**SET PROBLEM:** Work through the data and report how many lines include the string "Calculus", giving the number alone.

**MATERIAL SHOWN:**

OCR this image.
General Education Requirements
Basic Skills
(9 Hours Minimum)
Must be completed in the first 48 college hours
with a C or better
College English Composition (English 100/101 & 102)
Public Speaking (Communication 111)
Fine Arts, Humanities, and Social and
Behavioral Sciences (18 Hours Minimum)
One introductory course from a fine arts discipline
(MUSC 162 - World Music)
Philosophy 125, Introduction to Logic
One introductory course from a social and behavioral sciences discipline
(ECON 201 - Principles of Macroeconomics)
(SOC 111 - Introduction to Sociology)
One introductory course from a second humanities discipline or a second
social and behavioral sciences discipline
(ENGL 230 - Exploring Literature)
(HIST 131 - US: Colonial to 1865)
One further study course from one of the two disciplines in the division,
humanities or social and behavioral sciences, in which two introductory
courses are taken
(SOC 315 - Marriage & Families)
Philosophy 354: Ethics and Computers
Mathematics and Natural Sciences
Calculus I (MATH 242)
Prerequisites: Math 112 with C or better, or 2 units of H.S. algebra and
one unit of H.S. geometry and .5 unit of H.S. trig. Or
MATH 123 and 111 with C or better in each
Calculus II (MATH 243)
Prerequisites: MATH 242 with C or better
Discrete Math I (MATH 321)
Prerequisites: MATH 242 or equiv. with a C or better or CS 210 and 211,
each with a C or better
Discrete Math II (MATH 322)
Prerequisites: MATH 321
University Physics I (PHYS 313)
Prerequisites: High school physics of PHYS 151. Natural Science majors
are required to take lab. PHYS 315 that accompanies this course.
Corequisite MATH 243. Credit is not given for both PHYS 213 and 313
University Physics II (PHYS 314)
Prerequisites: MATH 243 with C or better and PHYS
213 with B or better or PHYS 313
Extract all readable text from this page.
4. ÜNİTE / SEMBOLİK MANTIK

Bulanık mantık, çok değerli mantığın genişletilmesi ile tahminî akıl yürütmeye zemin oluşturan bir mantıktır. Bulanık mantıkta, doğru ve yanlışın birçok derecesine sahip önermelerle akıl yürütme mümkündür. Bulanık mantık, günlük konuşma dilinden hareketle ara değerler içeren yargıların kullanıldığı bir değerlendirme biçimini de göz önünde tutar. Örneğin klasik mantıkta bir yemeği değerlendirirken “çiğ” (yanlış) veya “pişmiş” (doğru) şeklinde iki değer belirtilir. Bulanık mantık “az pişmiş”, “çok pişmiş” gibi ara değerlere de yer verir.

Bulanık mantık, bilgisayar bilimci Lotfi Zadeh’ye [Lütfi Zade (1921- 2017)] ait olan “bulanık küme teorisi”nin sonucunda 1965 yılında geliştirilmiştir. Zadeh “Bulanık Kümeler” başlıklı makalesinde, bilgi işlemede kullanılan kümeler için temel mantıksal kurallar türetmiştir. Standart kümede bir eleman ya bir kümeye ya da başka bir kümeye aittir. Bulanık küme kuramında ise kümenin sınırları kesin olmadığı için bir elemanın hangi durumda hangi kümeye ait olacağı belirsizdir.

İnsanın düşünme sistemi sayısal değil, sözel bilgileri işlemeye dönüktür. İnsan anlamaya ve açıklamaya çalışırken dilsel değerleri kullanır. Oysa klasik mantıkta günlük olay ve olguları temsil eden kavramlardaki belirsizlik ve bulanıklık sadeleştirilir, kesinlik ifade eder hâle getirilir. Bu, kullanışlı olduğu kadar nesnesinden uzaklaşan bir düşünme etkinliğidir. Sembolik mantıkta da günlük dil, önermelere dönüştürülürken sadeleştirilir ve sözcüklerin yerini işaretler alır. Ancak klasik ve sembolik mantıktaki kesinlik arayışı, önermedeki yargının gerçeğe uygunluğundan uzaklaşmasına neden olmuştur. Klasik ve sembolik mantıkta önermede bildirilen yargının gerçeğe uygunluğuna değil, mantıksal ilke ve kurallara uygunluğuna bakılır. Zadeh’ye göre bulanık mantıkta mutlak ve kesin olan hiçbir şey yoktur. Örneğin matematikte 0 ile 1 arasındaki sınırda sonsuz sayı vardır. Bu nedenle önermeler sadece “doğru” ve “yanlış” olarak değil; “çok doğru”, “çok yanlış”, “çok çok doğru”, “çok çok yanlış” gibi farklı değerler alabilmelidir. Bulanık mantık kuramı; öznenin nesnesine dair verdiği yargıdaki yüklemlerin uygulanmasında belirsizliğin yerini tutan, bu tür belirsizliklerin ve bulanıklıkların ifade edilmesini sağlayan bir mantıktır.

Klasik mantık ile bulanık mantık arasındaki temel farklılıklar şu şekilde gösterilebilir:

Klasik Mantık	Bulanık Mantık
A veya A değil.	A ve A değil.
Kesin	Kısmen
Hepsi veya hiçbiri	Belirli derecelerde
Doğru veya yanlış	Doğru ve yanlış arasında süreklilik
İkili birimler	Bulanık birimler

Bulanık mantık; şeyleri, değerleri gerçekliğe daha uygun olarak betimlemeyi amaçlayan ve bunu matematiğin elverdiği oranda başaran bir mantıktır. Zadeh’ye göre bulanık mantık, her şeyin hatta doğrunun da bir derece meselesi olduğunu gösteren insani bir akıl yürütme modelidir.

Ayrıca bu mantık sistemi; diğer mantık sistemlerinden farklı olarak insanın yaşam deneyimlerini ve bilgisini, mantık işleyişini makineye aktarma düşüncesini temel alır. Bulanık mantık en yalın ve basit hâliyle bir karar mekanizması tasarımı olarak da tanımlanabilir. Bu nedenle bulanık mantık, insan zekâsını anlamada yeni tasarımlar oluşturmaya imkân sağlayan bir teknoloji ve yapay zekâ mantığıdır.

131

**THE REPLY:** 2